[WORK TASK]
Below are the entries; tally the lines holding the string "values" and give only that figure.

[Dataset rows about figures]
*** Begin section ***

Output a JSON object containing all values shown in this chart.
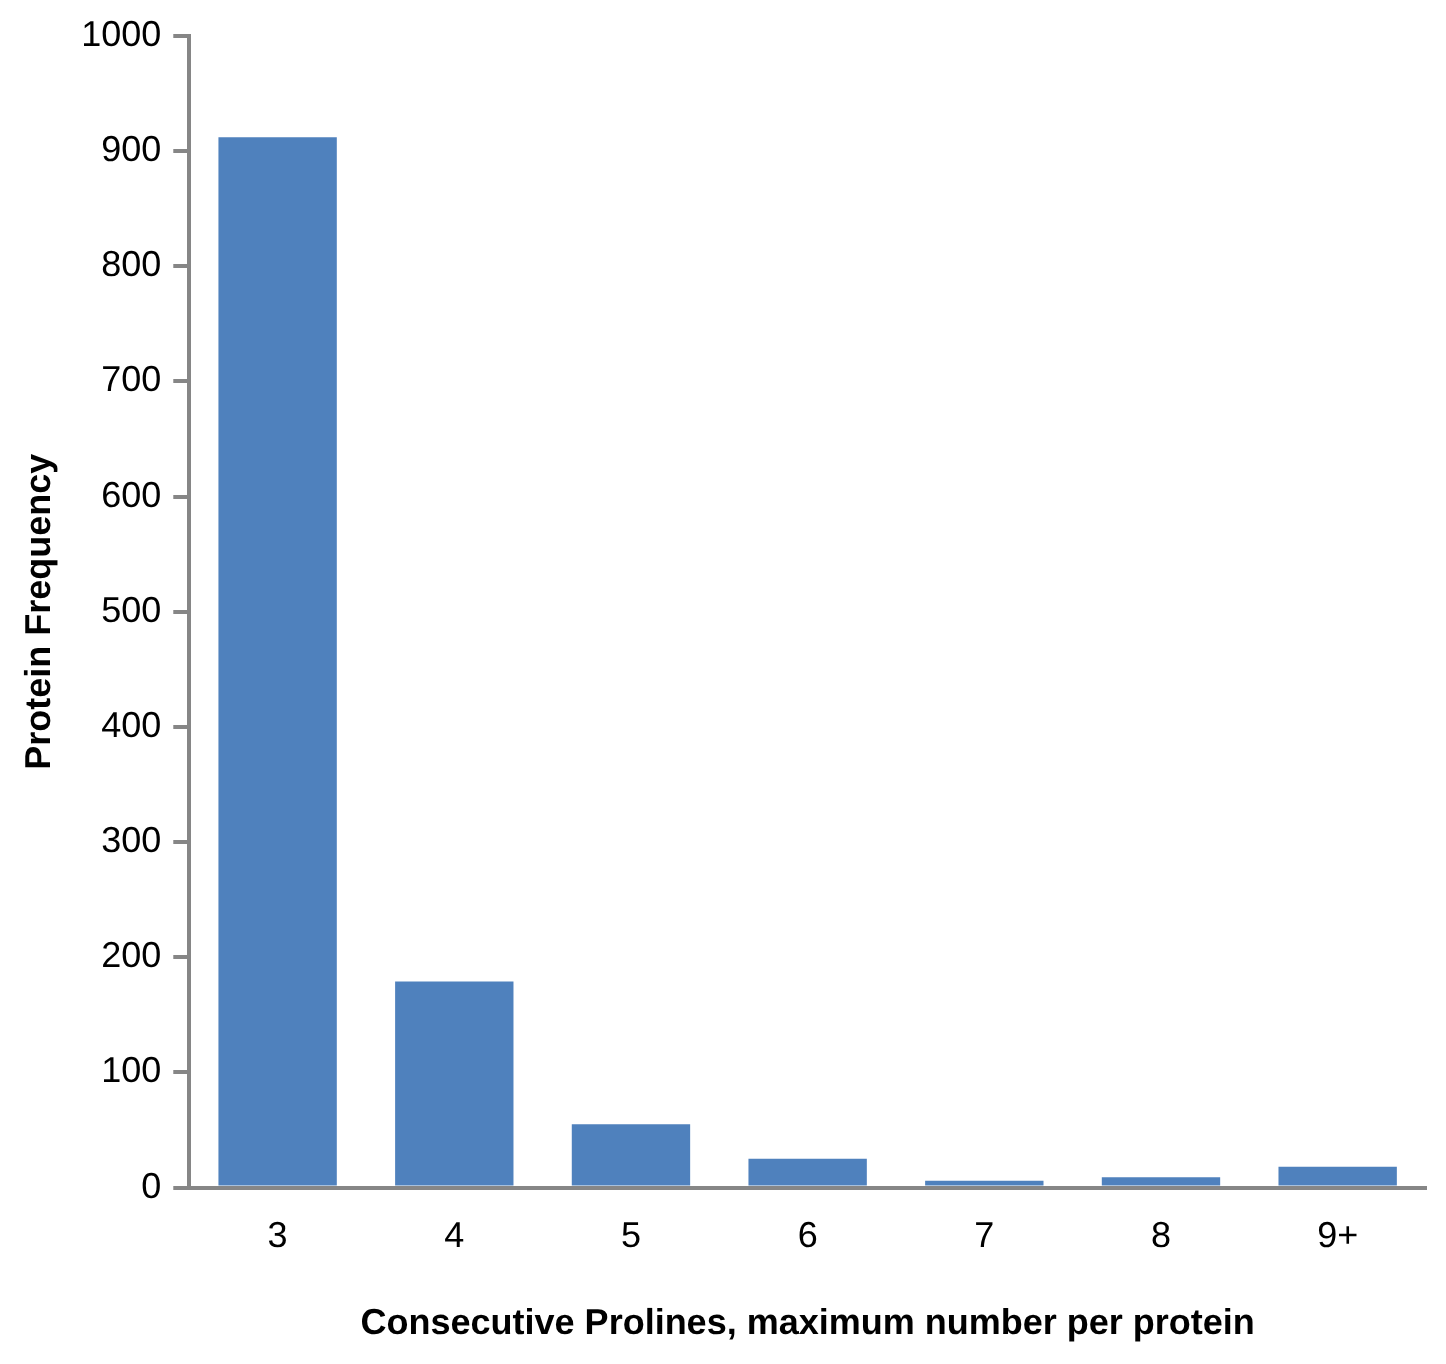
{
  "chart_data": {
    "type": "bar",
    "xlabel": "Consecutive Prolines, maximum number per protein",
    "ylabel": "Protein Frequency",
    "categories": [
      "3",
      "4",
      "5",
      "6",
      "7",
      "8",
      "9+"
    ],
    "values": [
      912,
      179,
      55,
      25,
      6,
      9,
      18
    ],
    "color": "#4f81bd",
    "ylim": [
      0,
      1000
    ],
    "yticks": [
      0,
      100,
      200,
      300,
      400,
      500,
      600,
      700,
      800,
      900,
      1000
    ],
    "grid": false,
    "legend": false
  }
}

*** End section ***

[RESPONSE TO THIS TASK]
2